Aim of the exercise:
Locate the string "code" throughout the material and copy every line in which it occurs.

========================================================================

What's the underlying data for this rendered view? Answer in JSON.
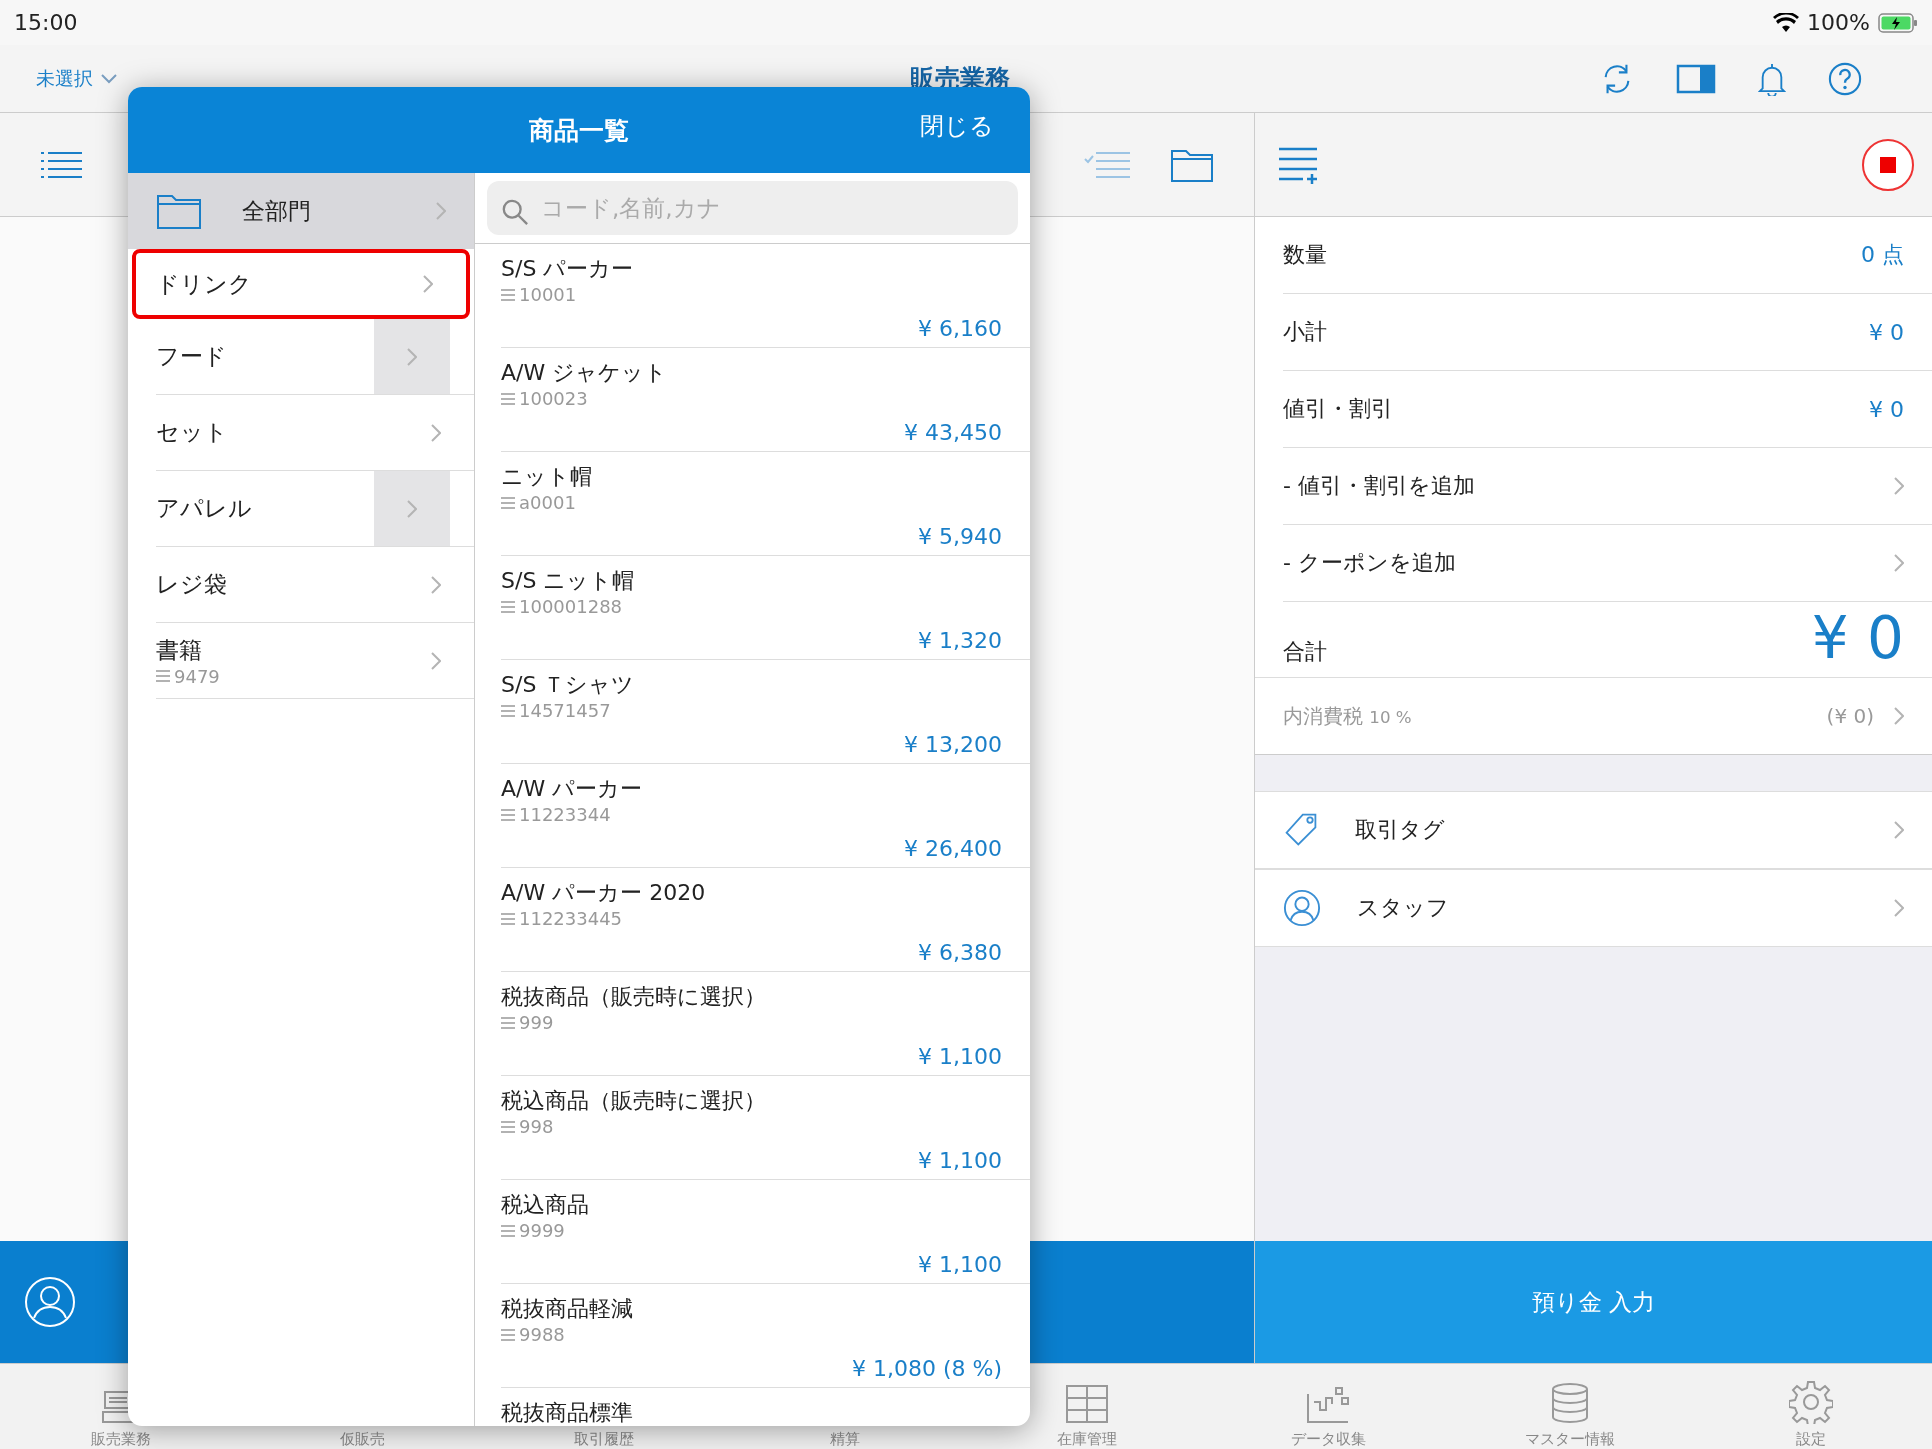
{
  "status_bar": {
    "time": "15:00",
    "battery": "100%"
  },
  "nav_bar": {
    "selector": "未選択",
    "title": "販売業務"
  },
  "sale_panel": {
    "rows": [
      {
        "kind": "value",
        "label": "数量",
        "value": "0 点"
      },
      {
        "kind": "value",
        "label": "小計",
        "value": "¥ 0"
      },
      {
        "kind": "value",
        "label": "値引・割引",
        "value": "¥ 0"
      },
      {
        "kind": "action",
        "label": "- 値引・割引を追加"
      },
      {
        "kind": "action",
        "label": "- クーポンを追加"
      }
    ],
    "total": {
      "label": "合計",
      "value": "¥ 0"
    },
    "tax": {
      "label": "内消費税",
      "rate": "10 %",
      "value": "(¥ 0)"
    },
    "extras": [
      {
        "kind": "tag",
        "label": "取引タグ"
      },
      {
        "kind": "staff",
        "label": "スタッフ"
      }
    ],
    "deposit_button": "預り金 入力"
  },
  "product_popover": {
    "title": "商品一覧",
    "close": "閉じる",
    "root_category": "全部門",
    "search": {
      "placeholder": "コード,名前,カナ"
    },
    "categories": [
      {
        "name": "ドリンク",
        "selected": true,
        "has_subcategories": false
      },
      {
        "name": "フード",
        "selected": false,
        "has_subcategories": true
      },
      {
        "name": "セット",
        "selected": false,
        "has_subcategories": false
      },
      {
        "name": "アパレル",
        "selected": false,
        "has_subcategories": true
      },
      {
        "name": "レジ袋",
        "selected": false,
        "has_subcategories": false
      },
      {
        "name": "書籍",
        "code": "9479",
        "selected": false,
        "has_subcategories": false
      }
    ],
    "products": [
      {
        "name": "S/S パーカー",
        "code": "10001",
        "price": "¥ 6,160"
      },
      {
        "name": "A/W ジャケット",
        "code": "100023",
        "price": "¥ 43,450"
      },
      {
        "name": "ニット帽",
        "code": "a0001",
        "price": "¥ 5,940"
      },
      {
        "name": "S/S ニット帽",
        "code": "100001288",
        "price": "¥ 1,320"
      },
      {
        "name": "S/S Ｔシャツ",
        "code": "14571457",
        "price": "¥ 13,200"
      },
      {
        "name": "A/W パーカー",
        "code": "11223344",
        "price": "¥ 26,400"
      },
      {
        "name": "A/W パーカー 2020",
        "code": "112233445",
        "price": "¥ 6,380"
      },
      {
        "name": "税抜商品（販売時に選択）",
        "code": "999",
        "price": "¥ 1,100"
      },
      {
        "name": "税込商品（販売時に選択）",
        "code": "998",
        "price": "¥ 1,100"
      },
      {
        "name": "税込商品",
        "code": "9999",
        "price": "¥ 1,100"
      },
      {
        "name": "税抜商品軽減",
        "code": "9988",
        "price": "¥ 1,080 (8 %)"
      },
      {
        "name": "税抜商品標準"
      }
    ]
  },
  "tab_bar": [
    {
      "label": "販売業務",
      "kind": "register"
    },
    {
      "label": "仮販売"
    },
    {
      "label": "取引履歴"
    },
    {
      "label": "精算"
    },
    {
      "label": "在庫管理",
      "kind": "cabinet"
    },
    {
      "label": "データ収集",
      "kind": "chart"
    },
    {
      "label": "マスター情報",
      "kind": "database"
    },
    {
      "label": "設定",
      "kind": "gear"
    }
  ]
}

========================================================================

Solution for this exercise:
        "code": "9479",
        "code": "10001",
        "code": "100023",
        "code": "a0001",
        "code": "100001288",
        "code": "14571457",
        "code": "11223344",
        "code": "112233445",
        "code": "999",
        "code": "998",
        "code": "9999",
        "code": "9988",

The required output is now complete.